** Begin RECORDS FOR THIS TASK **
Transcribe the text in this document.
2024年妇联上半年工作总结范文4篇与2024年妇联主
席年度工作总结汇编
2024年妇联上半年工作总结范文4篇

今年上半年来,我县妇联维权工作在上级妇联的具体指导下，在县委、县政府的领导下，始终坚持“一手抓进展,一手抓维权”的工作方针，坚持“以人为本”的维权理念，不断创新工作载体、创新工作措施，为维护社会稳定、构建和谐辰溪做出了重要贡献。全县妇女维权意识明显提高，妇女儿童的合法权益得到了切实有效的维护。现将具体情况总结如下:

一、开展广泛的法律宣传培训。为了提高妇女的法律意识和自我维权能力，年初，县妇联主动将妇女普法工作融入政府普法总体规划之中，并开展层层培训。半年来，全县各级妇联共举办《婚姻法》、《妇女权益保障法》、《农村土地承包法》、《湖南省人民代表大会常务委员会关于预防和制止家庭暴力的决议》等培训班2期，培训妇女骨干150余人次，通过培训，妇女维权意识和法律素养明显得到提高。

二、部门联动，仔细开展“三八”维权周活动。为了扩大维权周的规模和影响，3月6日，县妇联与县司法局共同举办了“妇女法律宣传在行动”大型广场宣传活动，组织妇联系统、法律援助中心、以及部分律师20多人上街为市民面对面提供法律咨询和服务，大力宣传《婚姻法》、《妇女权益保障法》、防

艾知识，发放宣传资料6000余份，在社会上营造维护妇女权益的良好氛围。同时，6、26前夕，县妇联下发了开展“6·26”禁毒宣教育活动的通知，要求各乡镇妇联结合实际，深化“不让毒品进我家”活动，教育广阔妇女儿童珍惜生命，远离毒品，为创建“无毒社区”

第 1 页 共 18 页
** End RECORDS FOR THIS TASK **
Extract all of the data exactly as written.

Transcribe the text in this document.
2024年妇联上半年工作总结范文4篇与2024年妇联主
席年度工作总结汇编
2024年妇联上半年工作总结范文4篇

今年上半年来,我县妇联维权工作在上级妇联的具体指导下，在县委、县政府的领导下，始终坚持“一手抓进展,一手抓维权”的工作方针，坚持“以人为本”的维权理念，不断创新工作载体、创新工作措施，为维护社会稳定、构建和谐辰溪做出了重要贡献。全县妇女维权意识明显提高，妇女儿童的合法权益得到了切实有效的维护。现将具体情况总结如下:

一、开展广泛的法律宣传培训。为了提高妇女的法律意识和自我维权能力，年初，县妇联主动将妇女普法工作融入政府普法总体规划之中，并开展层层培训。半年来，全县各级妇联共举办《婚姻法》、《妇女权益保障法》、《农村土地承包法》、《湖南省人民代表大会常务委员会关于预防和制止家庭暴力的决议》等培训班2期，培训妇女骨干150余人次，通过培训，妇女维权意识和法律素养明显得到提高。

二、部门联动，仔细开展“三八”维权周活动。为了扩大维权周的规模和影响，3月6日，县妇联与县司法局共同举办了“妇女法律宣传在行动”大型广场宣传活动，组织妇联系统、法律援助中心、以及部分律师20多人上街为市民面对面提供法律咨询和服务，大力宣传《婚姻法》、《妇女权益保障法》、防

艾知识，发放宣传资料6000余份，在社会上营造维护妇女权益的良好氛围。同时，6、26前夕，县妇联下发了开展“6·26”禁毒宣教育活动的通知，要求各乡镇妇联结合实际，深化“不让毒品进我家”活动，教育广阔妇女儿童珍惜生命，远离毒品，为创建“无毒社区”

第 1 页 共 18 页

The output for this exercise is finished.